-- TASK GOAL --
Review the material and extract every line in which the word "bodů" occurs.

Data records:
+++

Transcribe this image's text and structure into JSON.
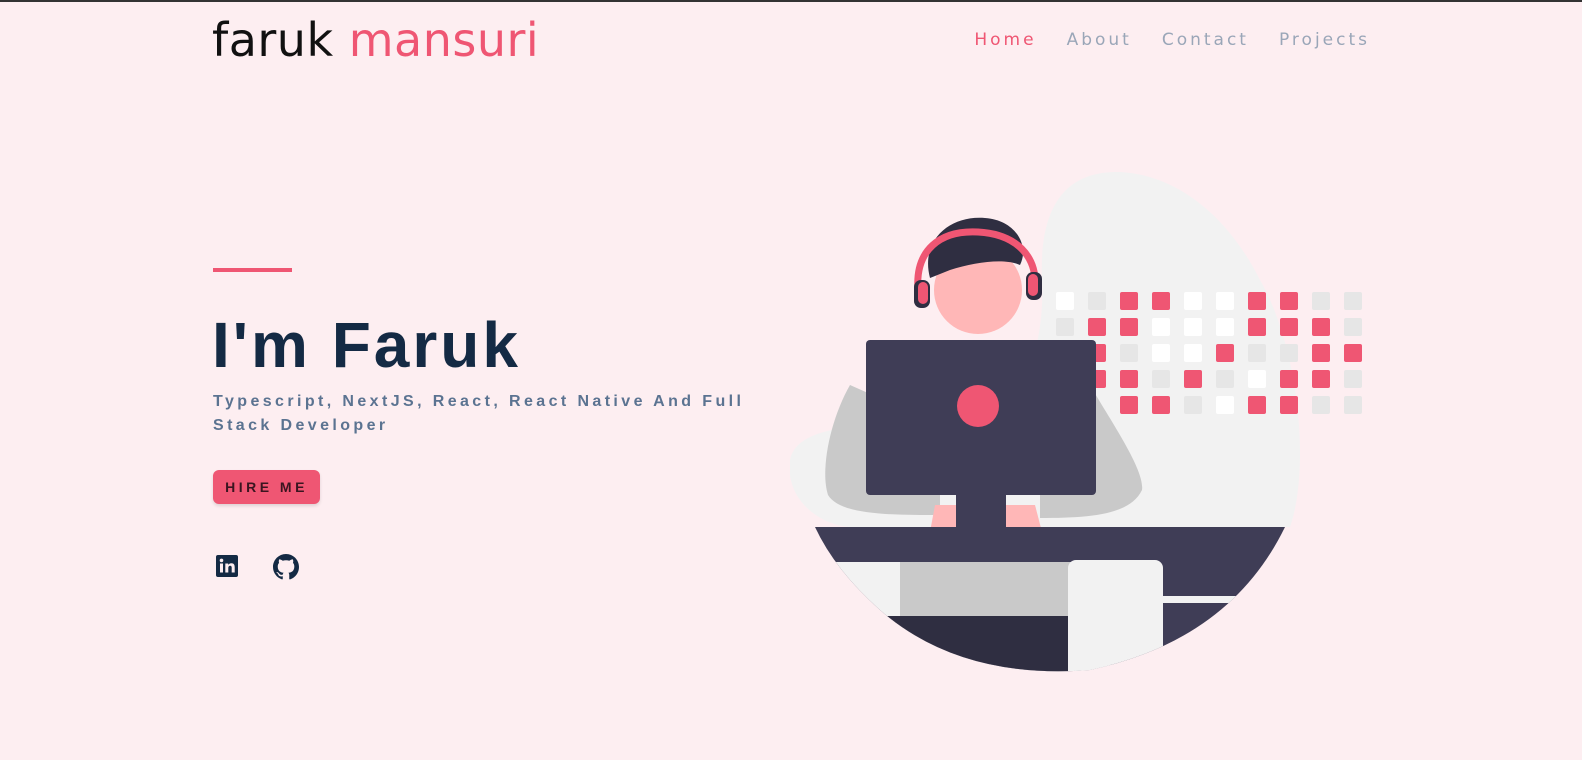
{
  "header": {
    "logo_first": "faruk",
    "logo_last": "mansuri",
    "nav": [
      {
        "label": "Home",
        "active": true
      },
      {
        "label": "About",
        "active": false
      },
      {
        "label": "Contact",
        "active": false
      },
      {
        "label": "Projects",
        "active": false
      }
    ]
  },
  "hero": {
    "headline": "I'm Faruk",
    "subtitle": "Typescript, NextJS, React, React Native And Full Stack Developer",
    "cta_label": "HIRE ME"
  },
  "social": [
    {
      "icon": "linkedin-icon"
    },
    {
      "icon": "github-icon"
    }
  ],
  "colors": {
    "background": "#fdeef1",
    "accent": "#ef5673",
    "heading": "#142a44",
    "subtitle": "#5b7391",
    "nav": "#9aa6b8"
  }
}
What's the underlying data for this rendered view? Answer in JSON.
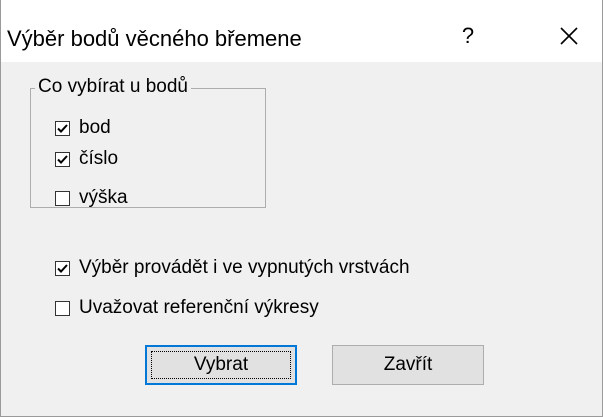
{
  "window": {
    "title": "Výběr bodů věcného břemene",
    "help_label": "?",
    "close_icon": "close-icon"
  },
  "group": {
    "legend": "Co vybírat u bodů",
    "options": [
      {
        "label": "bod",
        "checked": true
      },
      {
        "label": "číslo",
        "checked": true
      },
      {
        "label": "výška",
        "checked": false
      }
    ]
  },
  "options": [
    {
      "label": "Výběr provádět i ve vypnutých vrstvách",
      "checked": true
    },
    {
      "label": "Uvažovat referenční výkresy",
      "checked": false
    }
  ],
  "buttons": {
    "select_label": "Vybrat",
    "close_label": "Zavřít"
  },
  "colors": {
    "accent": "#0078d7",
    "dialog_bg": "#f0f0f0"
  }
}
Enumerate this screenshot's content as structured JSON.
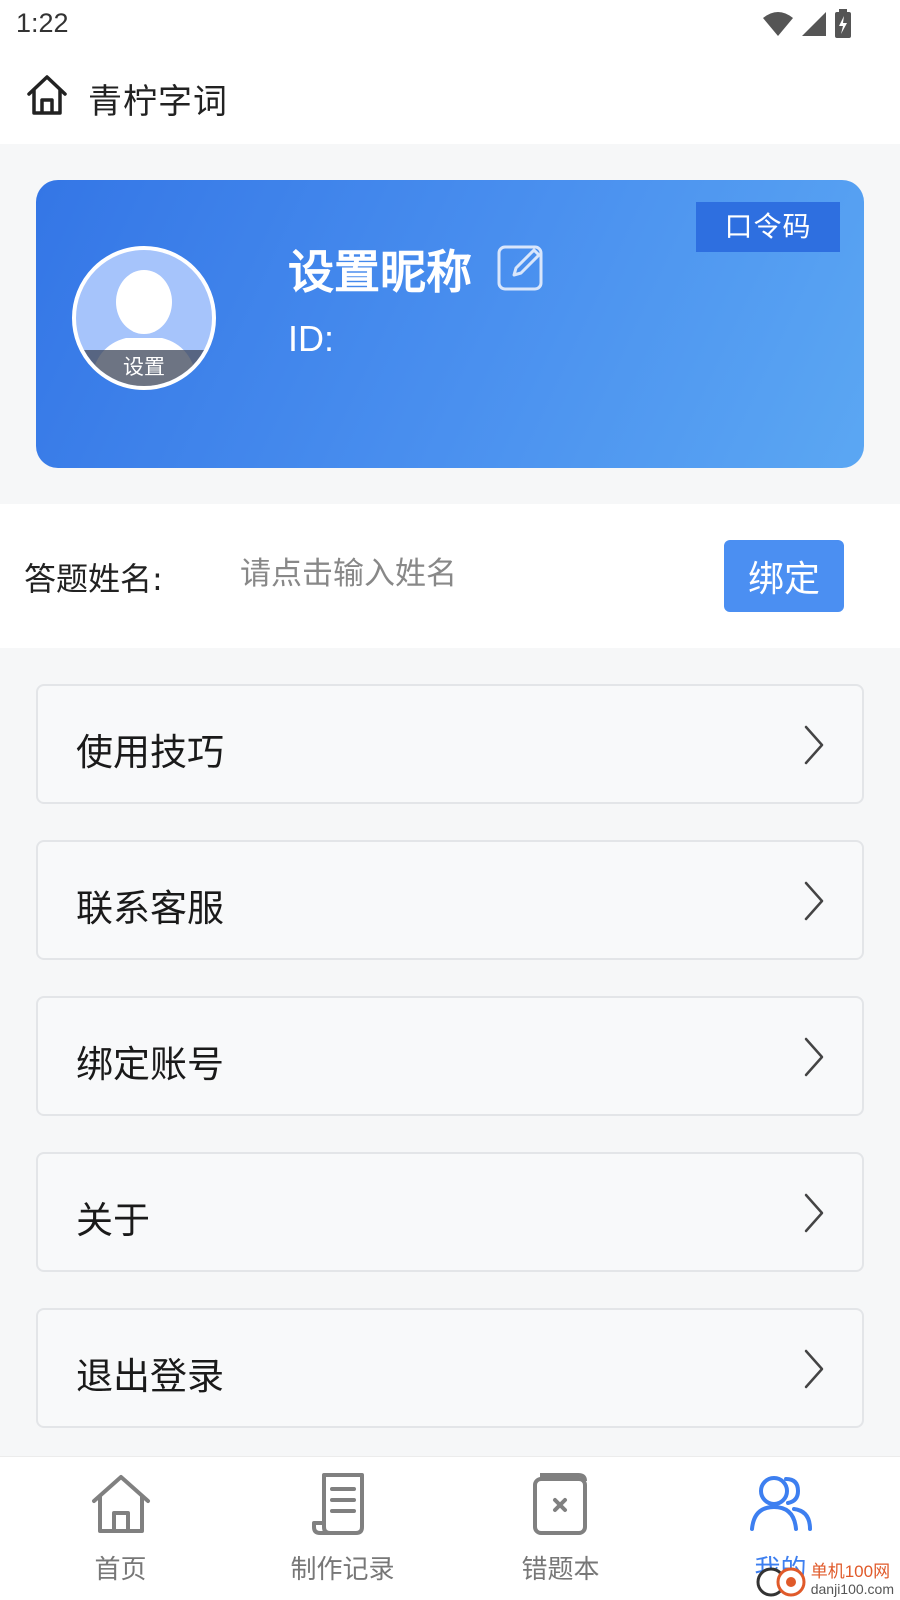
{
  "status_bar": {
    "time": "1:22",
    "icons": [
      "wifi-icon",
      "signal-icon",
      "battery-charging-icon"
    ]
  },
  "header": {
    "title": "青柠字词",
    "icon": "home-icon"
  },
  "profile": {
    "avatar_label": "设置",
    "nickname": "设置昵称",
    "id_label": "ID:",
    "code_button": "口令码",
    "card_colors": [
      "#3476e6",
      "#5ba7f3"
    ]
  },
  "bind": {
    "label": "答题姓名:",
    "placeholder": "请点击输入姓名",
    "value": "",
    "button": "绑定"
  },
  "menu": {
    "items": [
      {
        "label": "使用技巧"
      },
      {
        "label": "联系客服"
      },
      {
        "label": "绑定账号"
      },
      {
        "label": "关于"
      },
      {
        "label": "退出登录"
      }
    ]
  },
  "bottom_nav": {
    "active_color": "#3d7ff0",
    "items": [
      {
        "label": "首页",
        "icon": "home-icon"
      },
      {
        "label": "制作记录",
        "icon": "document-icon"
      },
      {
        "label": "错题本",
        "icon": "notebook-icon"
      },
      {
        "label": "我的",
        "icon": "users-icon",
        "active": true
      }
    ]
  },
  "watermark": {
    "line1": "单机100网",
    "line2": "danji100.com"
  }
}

+++

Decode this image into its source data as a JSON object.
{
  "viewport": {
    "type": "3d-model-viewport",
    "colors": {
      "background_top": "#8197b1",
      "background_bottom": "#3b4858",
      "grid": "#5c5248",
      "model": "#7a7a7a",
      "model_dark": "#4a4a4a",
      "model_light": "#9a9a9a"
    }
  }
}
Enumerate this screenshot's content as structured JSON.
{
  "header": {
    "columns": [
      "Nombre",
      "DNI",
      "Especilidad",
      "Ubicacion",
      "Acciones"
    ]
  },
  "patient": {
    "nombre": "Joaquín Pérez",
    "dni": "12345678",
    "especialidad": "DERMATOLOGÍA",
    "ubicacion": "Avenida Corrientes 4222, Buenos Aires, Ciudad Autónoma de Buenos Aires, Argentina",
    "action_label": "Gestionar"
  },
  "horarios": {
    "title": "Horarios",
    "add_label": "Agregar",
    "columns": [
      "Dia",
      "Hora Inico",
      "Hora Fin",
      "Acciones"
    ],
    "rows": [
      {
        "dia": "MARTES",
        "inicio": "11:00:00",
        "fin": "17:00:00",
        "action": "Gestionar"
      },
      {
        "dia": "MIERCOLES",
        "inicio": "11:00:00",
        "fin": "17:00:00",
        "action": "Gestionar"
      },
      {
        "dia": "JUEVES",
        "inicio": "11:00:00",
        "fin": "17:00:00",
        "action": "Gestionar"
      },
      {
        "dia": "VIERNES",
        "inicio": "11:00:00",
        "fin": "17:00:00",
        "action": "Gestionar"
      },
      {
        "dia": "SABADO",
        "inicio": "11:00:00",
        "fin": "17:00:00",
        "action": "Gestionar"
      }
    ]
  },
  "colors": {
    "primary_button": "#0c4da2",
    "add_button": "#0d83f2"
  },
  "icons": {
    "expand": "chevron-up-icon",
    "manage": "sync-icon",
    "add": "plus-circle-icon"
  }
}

+++

-- OUTPUT FOR THIS EXERCISE --
    "title": "Výběr bodů věcného břemene",
    "legend": "Co vybírat u bodů",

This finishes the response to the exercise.